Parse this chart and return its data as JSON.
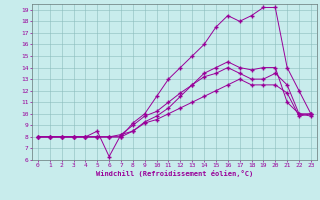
{
  "xlabel": "Windchill (Refroidissement éolien,°C)",
  "bg_color": "#c8ecec",
  "grid_color": "#aacccc",
  "line_color": "#990099",
  "xlim": [
    -0.5,
    23.5
  ],
  "ylim": [
    6.0,
    19.5
  ],
  "xticks": [
    0,
    1,
    2,
    3,
    4,
    5,
    6,
    7,
    8,
    9,
    10,
    11,
    12,
    13,
    14,
    15,
    16,
    17,
    18,
    19,
    20,
    21,
    22,
    23
  ],
  "yticks": [
    6,
    7,
    8,
    9,
    10,
    11,
    12,
    13,
    14,
    15,
    16,
    17,
    18,
    19
  ],
  "line1_x": [
    0,
    1,
    2,
    3,
    4,
    5,
    6,
    7,
    8,
    9,
    10,
    11,
    12,
    13,
    14,
    15,
    16,
    17,
    18,
    19,
    20,
    21,
    22,
    23
  ],
  "line1_y": [
    8,
    8,
    8,
    8,
    8,
    8.5,
    6.3,
    8.2,
    8.5,
    9.2,
    9.5,
    10.0,
    10.5,
    11.0,
    11.5,
    12.0,
    12.5,
    13.0,
    12.5,
    12.5,
    12.5,
    11.8,
    9.8,
    10.0
  ],
  "line2_x": [
    0,
    1,
    2,
    3,
    4,
    5,
    6,
    7,
    8,
    9,
    10,
    11,
    12,
    13,
    14,
    15,
    16,
    17,
    18,
    19,
    20,
    21,
    22,
    23
  ],
  "line2_y": [
    8,
    8,
    8,
    8,
    8,
    8,
    8,
    8.2,
    9.0,
    9.8,
    10.2,
    11.0,
    11.8,
    12.5,
    13.2,
    13.5,
    14.0,
    13.5,
    13.0,
    13.0,
    13.5,
    12.5,
    10.0,
    9.8
  ],
  "line3_x": [
    0,
    1,
    2,
    3,
    4,
    5,
    6,
    7,
    8,
    9,
    10,
    11,
    12,
    13,
    14,
    15,
    16,
    17,
    18,
    19,
    20,
    21,
    22,
    23
  ],
  "line3_y": [
    8,
    8,
    8,
    8,
    8,
    8,
    8,
    8,
    8.5,
    9.3,
    9.8,
    10.5,
    11.5,
    12.5,
    13.5,
    14.0,
    14.5,
    14.0,
    13.8,
    14.0,
    14.0,
    11.0,
    10.0,
    10.0
  ],
  "line4_x": [
    0,
    1,
    2,
    3,
    4,
    5,
    6,
    7,
    8,
    9,
    10,
    11,
    12,
    13,
    14,
    15,
    16,
    17,
    18,
    19,
    20,
    21,
    22,
    23
  ],
  "line4_y": [
    8,
    8,
    8,
    8,
    8,
    8,
    8,
    8,
    9.2,
    10.0,
    11.5,
    13.0,
    14.0,
    15.0,
    16.0,
    17.5,
    18.5,
    18.0,
    18.5,
    19.2,
    19.2,
    14.0,
    12.0,
    10.0
  ]
}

→ **Exercise prompt**: Copy the material exactly. Do not include the pictures.

→ **Solution for this task**:
Parse this chart and return its data as JSON.
{
  "xlabel": "Windchill (Refroidissement éolien,°C)",
  "bg_color": "#c8ecec",
  "grid_color": "#aacccc",
  "line_color": "#990099",
  "xlim": [
    -0.5,
    23.5
  ],
  "ylim": [
    6.0,
    19.5
  ],
  "xticks": [
    0,
    1,
    2,
    3,
    4,
    5,
    6,
    7,
    8,
    9,
    10,
    11,
    12,
    13,
    14,
    15,
    16,
    17,
    18,
    19,
    20,
    21,
    22,
    23
  ],
  "yticks": [
    6,
    7,
    8,
    9,
    10,
    11,
    12,
    13,
    14,
    15,
    16,
    17,
    18,
    19
  ],
  "line1_x": [
    0,
    1,
    2,
    3,
    4,
    5,
    6,
    7,
    8,
    9,
    10,
    11,
    12,
    13,
    14,
    15,
    16,
    17,
    18,
    19,
    20,
    21,
    22,
    23
  ],
  "line1_y": [
    8,
    8,
    8,
    8,
    8,
    8.5,
    6.3,
    8.2,
    8.5,
    9.2,
    9.5,
    10.0,
    10.5,
    11.0,
    11.5,
    12.0,
    12.5,
    13.0,
    12.5,
    12.5,
    12.5,
    11.8,
    9.8,
    10.0
  ],
  "line2_x": [
    0,
    1,
    2,
    3,
    4,
    5,
    6,
    7,
    8,
    9,
    10,
    11,
    12,
    13,
    14,
    15,
    16,
    17,
    18,
    19,
    20,
    21,
    22,
    23
  ],
  "line2_y": [
    8,
    8,
    8,
    8,
    8,
    8,
    8,
    8.2,
    9.0,
    9.8,
    10.2,
    11.0,
    11.8,
    12.5,
    13.2,
    13.5,
    14.0,
    13.5,
    13.0,
    13.0,
    13.5,
    12.5,
    10.0,
    9.8
  ],
  "line3_x": [
    0,
    1,
    2,
    3,
    4,
    5,
    6,
    7,
    8,
    9,
    10,
    11,
    12,
    13,
    14,
    15,
    16,
    17,
    18,
    19,
    20,
    21,
    22,
    23
  ],
  "line3_y": [
    8,
    8,
    8,
    8,
    8,
    8,
    8,
    8,
    8.5,
    9.3,
    9.8,
    10.5,
    11.5,
    12.5,
    13.5,
    14.0,
    14.5,
    14.0,
    13.8,
    14.0,
    14.0,
    11.0,
    10.0,
    10.0
  ],
  "line4_x": [
    0,
    1,
    2,
    3,
    4,
    5,
    6,
    7,
    8,
    9,
    10,
    11,
    12,
    13,
    14,
    15,
    16,
    17,
    18,
    19,
    20,
    21,
    22,
    23
  ],
  "line4_y": [
    8,
    8,
    8,
    8,
    8,
    8,
    8,
    8,
    9.2,
    10.0,
    11.5,
    13.0,
    14.0,
    15.0,
    16.0,
    17.5,
    18.5,
    18.0,
    18.5,
    19.2,
    19.2,
    14.0,
    12.0,
    10.0
  ]
}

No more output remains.